Listed entries
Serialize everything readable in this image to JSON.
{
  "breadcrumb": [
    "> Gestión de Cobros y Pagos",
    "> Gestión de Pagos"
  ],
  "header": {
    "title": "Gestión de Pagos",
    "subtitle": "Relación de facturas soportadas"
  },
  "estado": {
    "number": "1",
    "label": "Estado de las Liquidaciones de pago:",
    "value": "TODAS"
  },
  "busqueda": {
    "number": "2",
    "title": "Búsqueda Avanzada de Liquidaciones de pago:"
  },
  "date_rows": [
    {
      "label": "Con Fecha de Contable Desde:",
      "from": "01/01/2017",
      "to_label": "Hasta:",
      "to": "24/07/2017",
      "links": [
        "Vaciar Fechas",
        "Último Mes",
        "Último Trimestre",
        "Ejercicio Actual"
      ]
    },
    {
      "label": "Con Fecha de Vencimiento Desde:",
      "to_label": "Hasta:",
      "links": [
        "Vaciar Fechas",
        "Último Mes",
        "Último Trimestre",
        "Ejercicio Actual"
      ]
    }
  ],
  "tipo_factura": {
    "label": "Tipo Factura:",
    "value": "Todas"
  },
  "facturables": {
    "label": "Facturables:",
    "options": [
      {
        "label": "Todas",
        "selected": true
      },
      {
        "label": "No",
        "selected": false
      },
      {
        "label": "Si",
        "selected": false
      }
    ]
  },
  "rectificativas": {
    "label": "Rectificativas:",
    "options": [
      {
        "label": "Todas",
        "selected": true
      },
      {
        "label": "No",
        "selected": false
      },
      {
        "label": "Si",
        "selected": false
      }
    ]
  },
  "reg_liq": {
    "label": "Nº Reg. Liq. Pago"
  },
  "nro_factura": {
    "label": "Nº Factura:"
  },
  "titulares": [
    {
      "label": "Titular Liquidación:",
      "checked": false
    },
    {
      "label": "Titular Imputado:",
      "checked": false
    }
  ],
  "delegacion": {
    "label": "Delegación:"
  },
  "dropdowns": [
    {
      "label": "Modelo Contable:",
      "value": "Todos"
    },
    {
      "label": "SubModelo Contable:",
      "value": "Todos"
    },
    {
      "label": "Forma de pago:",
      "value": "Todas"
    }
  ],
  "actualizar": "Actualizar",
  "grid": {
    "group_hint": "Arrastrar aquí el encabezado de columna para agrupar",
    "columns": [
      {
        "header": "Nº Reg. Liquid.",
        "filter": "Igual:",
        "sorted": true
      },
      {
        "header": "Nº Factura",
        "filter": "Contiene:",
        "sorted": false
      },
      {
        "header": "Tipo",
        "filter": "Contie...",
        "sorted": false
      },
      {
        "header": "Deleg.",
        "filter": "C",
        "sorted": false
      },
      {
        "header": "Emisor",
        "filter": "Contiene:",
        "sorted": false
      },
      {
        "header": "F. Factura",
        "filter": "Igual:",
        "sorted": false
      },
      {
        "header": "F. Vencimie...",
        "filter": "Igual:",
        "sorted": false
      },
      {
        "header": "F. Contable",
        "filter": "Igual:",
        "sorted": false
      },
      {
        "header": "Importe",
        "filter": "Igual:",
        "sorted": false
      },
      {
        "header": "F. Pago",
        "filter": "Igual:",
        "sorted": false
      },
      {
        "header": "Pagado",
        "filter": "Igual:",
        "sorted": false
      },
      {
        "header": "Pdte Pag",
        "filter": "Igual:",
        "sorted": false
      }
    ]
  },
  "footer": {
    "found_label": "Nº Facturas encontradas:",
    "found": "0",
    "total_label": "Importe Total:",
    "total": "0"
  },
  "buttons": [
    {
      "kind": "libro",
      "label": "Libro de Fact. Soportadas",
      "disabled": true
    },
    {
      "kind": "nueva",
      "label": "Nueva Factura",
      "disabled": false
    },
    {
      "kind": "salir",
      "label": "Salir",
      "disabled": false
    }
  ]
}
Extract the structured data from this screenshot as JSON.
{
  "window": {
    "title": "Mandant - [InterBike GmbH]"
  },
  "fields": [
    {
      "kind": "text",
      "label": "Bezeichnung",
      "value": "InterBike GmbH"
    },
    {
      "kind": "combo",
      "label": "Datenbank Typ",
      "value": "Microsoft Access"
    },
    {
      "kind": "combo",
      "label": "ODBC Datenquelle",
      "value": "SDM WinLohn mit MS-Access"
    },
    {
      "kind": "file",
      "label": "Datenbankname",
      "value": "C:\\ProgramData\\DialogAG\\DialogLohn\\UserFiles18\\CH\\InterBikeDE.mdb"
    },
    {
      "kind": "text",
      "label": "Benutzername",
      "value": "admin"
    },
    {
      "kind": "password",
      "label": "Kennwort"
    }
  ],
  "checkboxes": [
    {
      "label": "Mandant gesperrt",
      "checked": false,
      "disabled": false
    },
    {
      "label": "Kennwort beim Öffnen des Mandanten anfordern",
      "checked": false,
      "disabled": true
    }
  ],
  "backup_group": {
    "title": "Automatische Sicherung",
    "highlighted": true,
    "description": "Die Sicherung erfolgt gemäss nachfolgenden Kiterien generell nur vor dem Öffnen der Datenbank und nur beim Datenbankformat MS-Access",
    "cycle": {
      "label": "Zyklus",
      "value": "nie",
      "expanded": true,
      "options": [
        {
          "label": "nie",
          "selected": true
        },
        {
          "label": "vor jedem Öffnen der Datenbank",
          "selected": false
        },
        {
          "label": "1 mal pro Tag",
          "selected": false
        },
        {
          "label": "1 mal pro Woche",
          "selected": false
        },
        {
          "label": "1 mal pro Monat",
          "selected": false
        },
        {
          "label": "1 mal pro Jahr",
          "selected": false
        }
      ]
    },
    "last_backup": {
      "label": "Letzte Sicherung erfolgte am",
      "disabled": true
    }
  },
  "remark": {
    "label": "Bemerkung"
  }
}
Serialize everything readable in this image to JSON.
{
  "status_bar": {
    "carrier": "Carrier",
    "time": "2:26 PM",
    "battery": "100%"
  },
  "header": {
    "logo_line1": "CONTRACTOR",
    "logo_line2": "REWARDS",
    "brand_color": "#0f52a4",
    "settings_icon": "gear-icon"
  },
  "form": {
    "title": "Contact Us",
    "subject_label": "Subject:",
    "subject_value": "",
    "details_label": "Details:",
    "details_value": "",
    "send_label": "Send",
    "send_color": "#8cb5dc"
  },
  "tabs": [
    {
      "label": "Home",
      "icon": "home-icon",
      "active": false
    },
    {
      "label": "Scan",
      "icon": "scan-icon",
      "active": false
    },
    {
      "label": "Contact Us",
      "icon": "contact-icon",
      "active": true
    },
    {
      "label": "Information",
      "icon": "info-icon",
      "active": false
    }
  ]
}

Work to be completed
Identify which lines contain the word "Importe" and copy each one.

In response
        "header": "Importe",
    "total_label": "Importe Total:",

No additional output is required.